- **Problem details**: Your task is to copy the listing exactly, with the pictures left out.

- **Dataset records**:
--*--
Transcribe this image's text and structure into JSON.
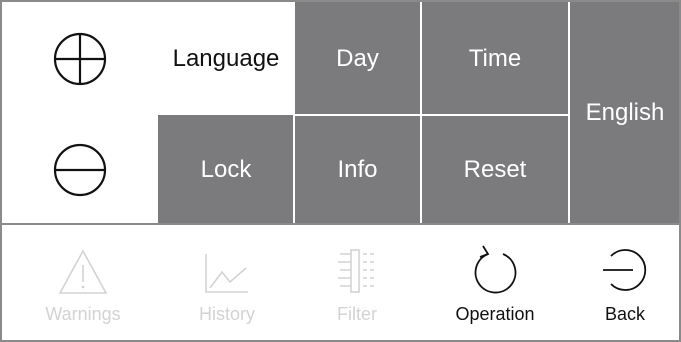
{
  "menu": {
    "language": "Language",
    "day": "Day",
    "time": "Time",
    "english": "English",
    "lock": "Lock",
    "info": "Info",
    "reset": "Reset"
  },
  "nav": {
    "warnings": "Warnings",
    "history": "History",
    "filter": "Filter",
    "operation": "Operation",
    "back": "Back"
  },
  "colors": {
    "tile": "#7b7b7d",
    "disabled": "#d3d3d3",
    "border": "#8a8a8a"
  },
  "icons": [
    "plus-circle-icon",
    "minus-circle-icon",
    "warning-triangle-icon",
    "history-chart-icon",
    "filter-icon",
    "refresh-icon",
    "back-icon"
  ]
}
--*--
- **Solved exercise**:
Transcribe this image's text and structure into JSON.
{
  "menu": {
    "language": "Language",
    "day": "Day",
    "time": "Time",
    "english": "English",
    "lock": "Lock",
    "info": "Info",
    "reset": "Reset"
  },
  "nav": {
    "warnings": "Warnings",
    "history": "History",
    "filter": "Filter",
    "operation": "Operation",
    "back": "Back"
  },
  "colors": {
    "tile": "#7b7b7d",
    "disabled": "#d3d3d3",
    "border": "#8a8a8a"
  },
  "icons": [
    "plus-circle-icon",
    "minus-circle-icon",
    "warning-triangle-icon",
    "history-chart-icon",
    "filter-icon",
    "refresh-icon",
    "back-icon"
  ]
}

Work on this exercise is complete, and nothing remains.